Exercise prompt - Please show every line from the entries that carries the word "genoeg".

Material for the task -

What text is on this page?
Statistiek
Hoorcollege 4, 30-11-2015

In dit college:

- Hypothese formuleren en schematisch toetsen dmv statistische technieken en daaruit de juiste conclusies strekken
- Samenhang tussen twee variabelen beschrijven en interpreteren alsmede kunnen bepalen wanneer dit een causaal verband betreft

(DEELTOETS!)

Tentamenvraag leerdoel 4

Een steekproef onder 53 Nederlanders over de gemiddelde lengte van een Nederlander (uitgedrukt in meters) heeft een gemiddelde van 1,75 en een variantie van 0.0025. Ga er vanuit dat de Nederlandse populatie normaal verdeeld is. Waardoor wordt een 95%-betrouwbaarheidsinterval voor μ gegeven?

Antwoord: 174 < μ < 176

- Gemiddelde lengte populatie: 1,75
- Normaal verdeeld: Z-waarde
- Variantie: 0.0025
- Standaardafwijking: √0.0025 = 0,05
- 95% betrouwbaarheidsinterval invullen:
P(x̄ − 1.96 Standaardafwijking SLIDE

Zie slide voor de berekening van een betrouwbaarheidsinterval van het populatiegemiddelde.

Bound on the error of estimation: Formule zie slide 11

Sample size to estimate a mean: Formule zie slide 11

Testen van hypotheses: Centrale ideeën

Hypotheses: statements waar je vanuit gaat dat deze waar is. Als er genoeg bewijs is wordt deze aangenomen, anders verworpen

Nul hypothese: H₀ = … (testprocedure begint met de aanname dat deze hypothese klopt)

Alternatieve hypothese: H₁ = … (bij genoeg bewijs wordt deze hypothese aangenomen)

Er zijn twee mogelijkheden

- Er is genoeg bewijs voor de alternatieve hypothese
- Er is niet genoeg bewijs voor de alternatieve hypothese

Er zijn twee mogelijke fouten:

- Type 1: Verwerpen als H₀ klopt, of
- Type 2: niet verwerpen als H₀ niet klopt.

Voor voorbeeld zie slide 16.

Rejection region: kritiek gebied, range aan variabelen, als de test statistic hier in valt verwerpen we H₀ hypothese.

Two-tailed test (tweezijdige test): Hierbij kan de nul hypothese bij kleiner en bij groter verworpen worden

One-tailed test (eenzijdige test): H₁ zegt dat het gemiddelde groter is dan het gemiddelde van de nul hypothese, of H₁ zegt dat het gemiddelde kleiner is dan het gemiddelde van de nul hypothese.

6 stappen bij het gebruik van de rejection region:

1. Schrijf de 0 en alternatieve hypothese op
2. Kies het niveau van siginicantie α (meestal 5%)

...

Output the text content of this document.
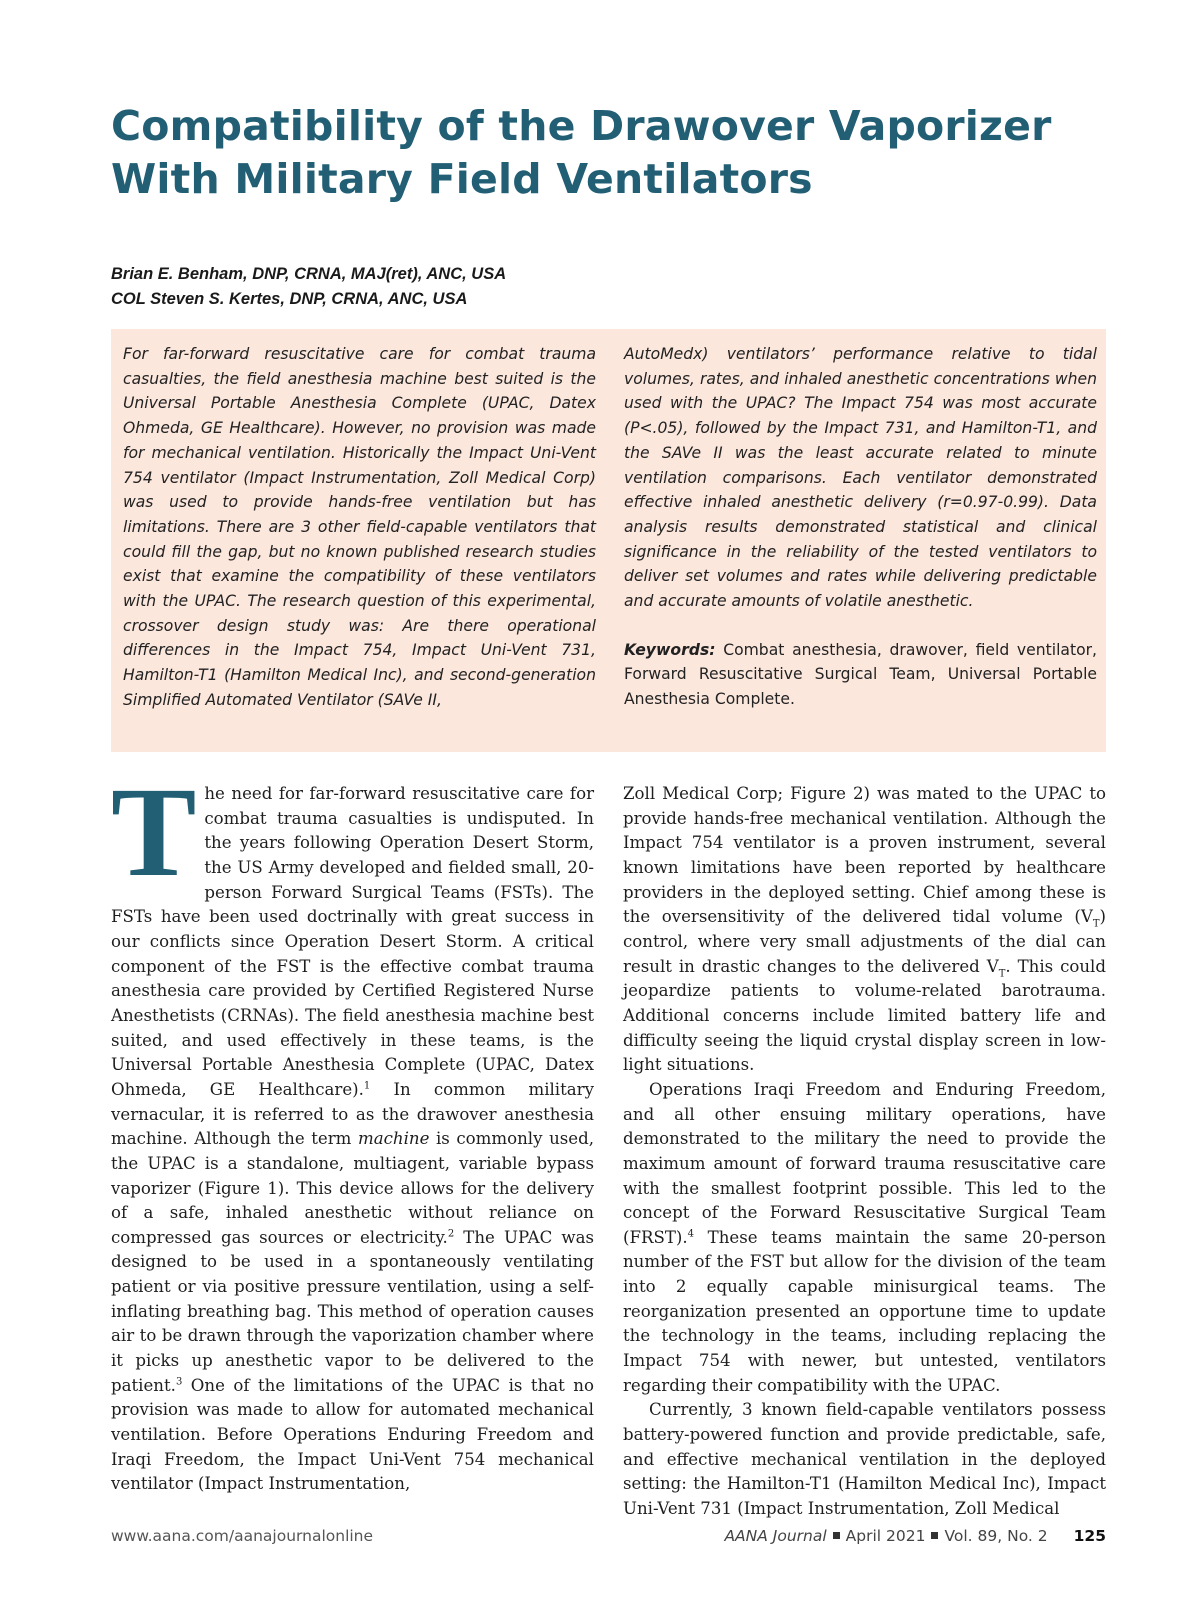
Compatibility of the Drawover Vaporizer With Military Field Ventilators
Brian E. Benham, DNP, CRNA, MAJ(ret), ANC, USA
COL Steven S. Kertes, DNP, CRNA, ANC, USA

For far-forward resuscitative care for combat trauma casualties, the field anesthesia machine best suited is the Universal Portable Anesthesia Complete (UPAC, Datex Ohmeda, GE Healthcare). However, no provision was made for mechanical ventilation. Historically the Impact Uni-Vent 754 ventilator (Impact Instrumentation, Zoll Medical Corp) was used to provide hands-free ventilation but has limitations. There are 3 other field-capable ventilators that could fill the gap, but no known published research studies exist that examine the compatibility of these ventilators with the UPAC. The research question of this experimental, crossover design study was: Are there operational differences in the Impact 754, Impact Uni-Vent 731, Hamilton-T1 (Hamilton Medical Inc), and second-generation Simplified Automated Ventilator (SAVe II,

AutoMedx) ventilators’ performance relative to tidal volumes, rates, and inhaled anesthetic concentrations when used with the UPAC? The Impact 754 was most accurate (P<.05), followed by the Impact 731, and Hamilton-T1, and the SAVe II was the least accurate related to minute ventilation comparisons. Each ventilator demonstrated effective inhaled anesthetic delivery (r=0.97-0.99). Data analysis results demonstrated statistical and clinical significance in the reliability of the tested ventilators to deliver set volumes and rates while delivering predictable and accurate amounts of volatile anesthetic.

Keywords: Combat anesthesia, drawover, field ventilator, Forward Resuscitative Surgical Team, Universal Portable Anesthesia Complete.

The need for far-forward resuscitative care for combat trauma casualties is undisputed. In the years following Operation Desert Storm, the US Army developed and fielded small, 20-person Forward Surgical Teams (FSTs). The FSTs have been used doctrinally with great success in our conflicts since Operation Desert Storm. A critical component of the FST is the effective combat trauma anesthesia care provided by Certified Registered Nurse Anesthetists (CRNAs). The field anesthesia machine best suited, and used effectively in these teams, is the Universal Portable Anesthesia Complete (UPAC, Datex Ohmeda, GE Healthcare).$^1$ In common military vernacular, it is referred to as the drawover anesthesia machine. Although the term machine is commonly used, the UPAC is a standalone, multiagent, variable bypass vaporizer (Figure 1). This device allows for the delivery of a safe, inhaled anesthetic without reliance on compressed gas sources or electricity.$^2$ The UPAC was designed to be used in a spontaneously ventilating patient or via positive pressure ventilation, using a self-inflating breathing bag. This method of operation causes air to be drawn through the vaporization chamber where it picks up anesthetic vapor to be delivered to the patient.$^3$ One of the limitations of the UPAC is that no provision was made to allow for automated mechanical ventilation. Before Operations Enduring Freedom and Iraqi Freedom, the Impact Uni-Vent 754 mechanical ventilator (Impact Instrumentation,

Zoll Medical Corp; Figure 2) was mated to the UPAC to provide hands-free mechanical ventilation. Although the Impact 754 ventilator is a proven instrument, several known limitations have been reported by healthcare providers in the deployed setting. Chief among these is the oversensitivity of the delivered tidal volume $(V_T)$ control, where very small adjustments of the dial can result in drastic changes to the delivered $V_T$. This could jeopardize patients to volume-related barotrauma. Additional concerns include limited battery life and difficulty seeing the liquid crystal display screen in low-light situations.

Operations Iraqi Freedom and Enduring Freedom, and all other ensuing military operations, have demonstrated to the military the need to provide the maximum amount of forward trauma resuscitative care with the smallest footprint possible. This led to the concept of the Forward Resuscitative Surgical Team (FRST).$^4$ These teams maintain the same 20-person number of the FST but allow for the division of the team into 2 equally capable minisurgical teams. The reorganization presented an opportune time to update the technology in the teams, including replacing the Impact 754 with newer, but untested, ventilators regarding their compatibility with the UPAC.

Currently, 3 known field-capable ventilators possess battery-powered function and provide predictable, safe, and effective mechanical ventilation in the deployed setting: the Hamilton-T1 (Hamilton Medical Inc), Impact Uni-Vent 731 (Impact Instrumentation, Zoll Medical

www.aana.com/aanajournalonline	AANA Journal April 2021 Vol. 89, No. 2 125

Response -
Hypotheses: statements waar je vanuit gaat dat deze waar is. Als er genoeg bewijs is wordt deze aangenomen, anders verworpen
Alternatieve hypothese: H₁ = … (bij genoeg bewijs wordt deze hypothese aangenomen)
- Er is genoeg bewijs voor de alternatieve hypothese
- Er is niet genoeg bewijs voor de alternatieve hypothese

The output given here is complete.